Read the data and repeat all of it exactly.

Records excerpted from a collection
"""
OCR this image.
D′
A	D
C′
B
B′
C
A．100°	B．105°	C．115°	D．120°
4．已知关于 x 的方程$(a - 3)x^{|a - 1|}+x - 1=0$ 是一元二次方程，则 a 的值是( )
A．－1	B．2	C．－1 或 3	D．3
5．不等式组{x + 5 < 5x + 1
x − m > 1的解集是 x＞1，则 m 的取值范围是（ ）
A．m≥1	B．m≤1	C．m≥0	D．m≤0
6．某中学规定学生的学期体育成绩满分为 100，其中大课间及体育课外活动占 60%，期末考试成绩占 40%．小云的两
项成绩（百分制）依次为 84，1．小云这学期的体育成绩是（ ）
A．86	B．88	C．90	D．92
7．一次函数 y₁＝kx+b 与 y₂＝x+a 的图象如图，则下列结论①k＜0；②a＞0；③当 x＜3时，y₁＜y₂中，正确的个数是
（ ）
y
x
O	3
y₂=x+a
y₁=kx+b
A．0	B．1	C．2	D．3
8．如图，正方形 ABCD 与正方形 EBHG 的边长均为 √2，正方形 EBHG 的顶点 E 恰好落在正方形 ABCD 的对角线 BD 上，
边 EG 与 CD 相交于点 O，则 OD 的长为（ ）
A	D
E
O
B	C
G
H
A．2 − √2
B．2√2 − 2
"""
#### THE SOLUTION:
OCR this image.
D′
A	D
C′
B
B′
C
A．100°	B．105°	C．115°	D．120°
4．已知关于 x 的方程$(a - 3)x^{|a - 1|}+x - 1=0$ 是一元二次方程，则 a 的值是( )
A．－1	B．2	C．－1 或 3	D．3
5．不等式组{x + 5 < 5x + 1
x − m > 1的解集是 x＞1，则 m 的取值范围是（ ）
A．m≥1	B．m≤1	C．m≥0	D．m≤0
6．某中学规定学生的学期体育成绩满分为 100，其中大课间及体育课外活动占 60%，期末考试成绩占 40%．小云的两
项成绩（百分制）依次为 84，1．小云这学期的体育成绩是（ ）
A．86	B．88	C．90	D．92
7．一次函数 y₁＝kx+b 与 y₂＝x+a 的图象如图，则下列结论①k＜0；②a＞0；③当 x＜3时，y₁＜y₂中，正确的个数是
（ ）
y
x
O	3
y₂=x+a
y₁=kx+b
A．0	B．1	C．2	D．3
8．如图，正方形 ABCD 与正方形 EBHG 的边长均为 √2，正方形 EBHG 的顶点 E 恰好落在正方形 ABCD 的对角线 BD 上，
边 EG 与 CD 相交于点 O，则 OD 的长为（ ）
A	D
E
O
B	C
G
H
A．2 − √2
B．2√2 − 2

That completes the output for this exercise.